◆ Problem requirements ◆
Find each line with "name" and copy it.

◆ Dataset records ◆
* begin *

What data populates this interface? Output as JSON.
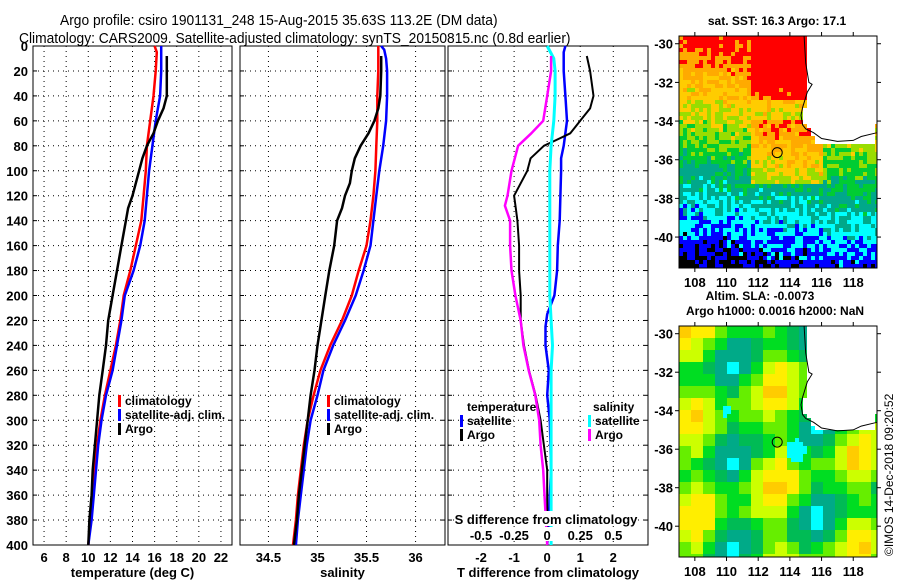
{
  "header": {
    "title_line1": "Argo profile: csiro 1901131_248 15-Aug-2015 35.63S 113.2E (DM data)",
    "title_line2": "Climatology: CARS2009. Satellite-adjusted climatology: synTS_20150815.nc (0.8d earlier)"
  },
  "colors": {
    "climatology": "#ff0000",
    "satellite_adj": "#0000ff",
    "argo": "#000000",
    "sal_satellite": "#00ffff",
    "sal_argo": "#ff00ff"
  },
  "chart_data": [
    {
      "id": "temperature",
      "type": "line",
      "xlabel": "temperature (deg C)",
      "ylabel": "depth",
      "xlim": [
        5,
        23
      ],
      "ylim": [
        0,
        400
      ],
      "y_inverted": true,
      "grid": true,
      "xticks": [
        6,
        8,
        10,
        12,
        14,
        16,
        18,
        20,
        22
      ],
      "yticks": [
        0,
        20,
        40,
        60,
        80,
        100,
        120,
        140,
        160,
        180,
        200,
        220,
        240,
        260,
        280,
        300,
        320,
        340,
        360,
        380,
        400
      ],
      "legend": [
        "climatology",
        "satellite-adj. clim.",
        "Argo"
      ],
      "legend_position": "lower-right",
      "series": [
        {
          "name": "climatology",
          "color": "#ff0000",
          "depth": [
            0,
            5,
            20,
            40,
            60,
            80,
            100,
            120,
            140,
            160,
            180,
            200,
            220,
            240,
            260,
            280,
            300,
            320,
            340,
            360,
            380,
            400
          ],
          "values": [
            16.0,
            16.2,
            16.1,
            15.9,
            15.6,
            15.3,
            15.2,
            15.0,
            14.8,
            14.3,
            13.8,
            13.2,
            12.9,
            12.5,
            12.0,
            11.5,
            11.1,
            10.8,
            10.6,
            10.4,
            10.2,
            10.0
          ]
        },
        {
          "name": "satellite-adj. clim.",
          "color": "#0000ff",
          "depth": [
            0,
            5,
            20,
            40,
            60,
            80,
            100,
            120,
            140,
            160,
            180,
            200,
            220,
            240,
            260,
            280,
            300,
            320,
            340,
            360,
            380,
            400
          ],
          "values": [
            16.6,
            16.6,
            16.6,
            16.5,
            16.1,
            15.8,
            15.5,
            15.3,
            15.1,
            14.7,
            14.1,
            13.3,
            13.0,
            12.6,
            12.2,
            11.6,
            11.2,
            10.9,
            10.7,
            10.5,
            10.3,
            10.0
          ]
        },
        {
          "name": "Argo",
          "color": "#000000",
          "depth": [
            8,
            20,
            40,
            50,
            60,
            70,
            80,
            90,
            100,
            120,
            130,
            140,
            160,
            180,
            200,
            220,
            240,
            260,
            280,
            300,
            320,
            340,
            360,
            380,
            400
          ],
          "values": [
            17.1,
            17.1,
            17.1,
            16.8,
            16.3,
            15.9,
            15.3,
            14.9,
            14.6,
            14.0,
            13.6,
            13.4,
            13.0,
            12.6,
            12.2,
            11.8,
            11.6,
            11.3,
            11.0,
            10.8,
            10.6,
            10.4,
            10.3,
            10.1,
            10.0
          ]
        }
      ]
    },
    {
      "id": "salinity",
      "type": "line",
      "xlabel": "salinity",
      "xlim": [
        34.21,
        36.3
      ],
      "ylim": [
        0,
        400
      ],
      "y_inverted": true,
      "grid": true,
      "xticks": [
        34.5,
        35,
        35.5,
        36
      ],
      "legend": [
        "climatology",
        "satellite-adj. clim.",
        "Argo"
      ],
      "legend_position": "lower-right",
      "series": [
        {
          "name": "climatology",
          "color": "#ff0000",
          "depth": [
            0,
            20,
            40,
            60,
            80,
            100,
            120,
            140,
            160,
            180,
            200,
            220,
            240,
            260,
            280,
            300,
            320,
            340,
            360,
            380,
            400
          ],
          "values": [
            35.62,
            35.62,
            35.61,
            35.61,
            35.6,
            35.59,
            35.57,
            35.54,
            35.5,
            35.42,
            35.35,
            35.25,
            35.13,
            35.03,
            34.96,
            34.9,
            34.86,
            34.83,
            34.8,
            34.78,
            34.75
          ]
        },
        {
          "name": "satellite-adj. clim.",
          "color": "#0000ff",
          "depth": [
            0,
            3,
            10,
            20,
            40,
            60,
            80,
            100,
            120,
            140,
            160,
            180,
            200,
            220,
            240,
            260,
            280,
            300,
            320,
            340,
            360,
            380,
            400
          ],
          "values": [
            35.65,
            35.68,
            35.7,
            35.71,
            35.71,
            35.7,
            35.67,
            35.63,
            35.6,
            35.57,
            35.54,
            35.47,
            35.39,
            35.28,
            35.16,
            35.06,
            35.0,
            34.93,
            34.89,
            34.86,
            34.83,
            34.8,
            34.78
          ]
        },
        {
          "name": "Argo",
          "color": "#000000",
          "depth": [
            8,
            20,
            40,
            50,
            60,
            70,
            80,
            90,
            100,
            110,
            120,
            130,
            140,
            160,
            180,
            200,
            220,
            240,
            260,
            280,
            300,
            320,
            340,
            360,
            380,
            400
          ],
          "values": [
            35.65,
            35.65,
            35.64,
            35.62,
            35.58,
            35.52,
            35.44,
            35.38,
            35.35,
            35.33,
            35.28,
            35.25,
            35.2,
            35.17,
            35.12,
            35.08,
            35.04,
            35.0,
            34.97,
            34.93,
            34.9,
            34.87,
            34.84,
            34.81,
            34.79,
            34.76
          ]
        }
      ]
    },
    {
      "id": "difference",
      "type": "line",
      "xlabel": "T difference from climatology",
      "xlabel2": "S difference from climatology",
      "xlim": [
        -3,
        3.05
      ],
      "xlim_S": [
        -0.75,
        0.7625
      ],
      "ylim": [
        0,
        400
      ],
      "y_inverted": true,
      "grid": true,
      "xticks": [
        -2,
        -1,
        0,
        1,
        2
      ],
      "xticks_S": [
        -0.5,
        -0.25,
        0,
        0.25,
        0.5
      ],
      "legend_temperature_title": "temperature",
      "legend_salinity_title": "salinity",
      "legend": [
        "satellite",
        "Argo",
        "satellite",
        "Argo"
      ],
      "series": [
        {
          "name": "T satellite",
          "axis": "T",
          "color": "#0000ff",
          "depth": [
            0,
            5,
            20,
            40,
            60,
            80,
            90,
            100,
            120,
            140,
            160,
            180,
            200,
            215,
            225,
            240,
            260,
            280,
            300,
            320,
            340,
            360,
            380,
            400
          ],
          "values": [
            0.55,
            0.5,
            0.5,
            0.55,
            0.6,
            0.5,
            0.42,
            0.42,
            0.4,
            0.38,
            0.32,
            0.3,
            0.22,
            0.0,
            -0.05,
            -0.05,
            0.05,
            0.0,
            0.08,
            0.1,
            0.12,
            0.08,
            0.05,
            0.0
          ]
        },
        {
          "name": "T Argo",
          "axis": "T",
          "color": "#000000",
          "depth": [
            8,
            20,
            40,
            50,
            60,
            70,
            75,
            80,
            90,
            100,
            120,
            130,
            140,
            160,
            180,
            200,
            220,
            240,
            260,
            280,
            300,
            320,
            340,
            360,
            380,
            400
          ],
          "values": [
            1.2,
            1.3,
            1.4,
            1.3,
            1.0,
            0.7,
            0.3,
            -0.1,
            -0.5,
            -0.6,
            -1.0,
            -0.95,
            -0.9,
            -0.85,
            -0.85,
            -0.8,
            -0.8,
            -0.7,
            -0.55,
            -0.35,
            -0.2,
            -0.1,
            0.0,
            0.0,
            0.0,
            0.0
          ]
        },
        {
          "name": "S satellite",
          "axis": "S",
          "color": "#00ffff",
          "depth": [
            0,
            10,
            20,
            40,
            60,
            80,
            100,
            120,
            140,
            160,
            180,
            200,
            220,
            240,
            260,
            280,
            300,
            320,
            340,
            360,
            380,
            400
          ],
          "values": [
            0.0,
            0.05,
            0.06,
            0.06,
            0.05,
            0.03,
            0.02,
            0.02,
            0.02,
            0.02,
            0.02,
            0.02,
            0.03,
            0.04,
            0.03,
            0.03,
            0.03,
            0.03,
            0.03,
            0.03,
            0.03,
            0.03
          ]
        },
        {
          "name": "S Argo",
          "axis": "S",
          "color": "#ff00ff",
          "depth": [
            8,
            20,
            40,
            60,
            70,
            80,
            100,
            120,
            128,
            140,
            160,
            180,
            200,
            220,
            240,
            260,
            280,
            300,
            320,
            340,
            360,
            380,
            400
          ],
          "values": [
            0.03,
            0.03,
            0.0,
            -0.03,
            -0.12,
            -0.22,
            -0.27,
            -0.3,
            -0.32,
            -0.28,
            -0.28,
            -0.27,
            -0.24,
            -0.2,
            -0.18,
            -0.14,
            -0.09,
            -0.06,
            -0.05,
            -0.03,
            -0.02,
            -0.01,
            0.0
          ]
        }
      ]
    },
    {
      "id": "sst-map",
      "type": "heatmap",
      "title": "sat. SST: 16.3 Argo: 17.1",
      "xlim": [
        107,
        119.5
      ],
      "ylim": [
        -41.6,
        -29.6
      ],
      "xticks": [
        108,
        110,
        112,
        114,
        116,
        118
      ],
      "yticks": [
        -30,
        -32,
        -34,
        -36,
        -38,
        -40
      ],
      "argo_position": {
        "lon": 113.2,
        "lat": -35.63
      }
    },
    {
      "id": "sla-map",
      "type": "heatmap",
      "title_line1": "Altim. SLA: -0.0073",
      "title_line2": "Argo h1000: 0.0016 h2000: NaN",
      "xlim": [
        107,
        119.5
      ],
      "ylim": [
        -41.6,
        -29.6
      ],
      "xticks": [
        108,
        110,
        112,
        114,
        116,
        118
      ],
      "yticks": [
        -30,
        -32,
        -34,
        -36,
        -38,
        -40
      ],
      "argo_position": {
        "lon": 113.2,
        "lat": -35.63
      }
    }
  ],
  "credit": "©IMOS 14-Dec-2018 09:20:52"
}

* end *

◆ Completed task ◆
          "name": "climatology",
          "name": "satellite-adj. clim.",
          "name": "Argo",
          "name": "climatology",
          "name": "satellite-adj. clim.",
          "name": "Argo",
          "name": "T satellite",
          "name": "T Argo",
          "name": "S satellite",
          "name": "S Argo",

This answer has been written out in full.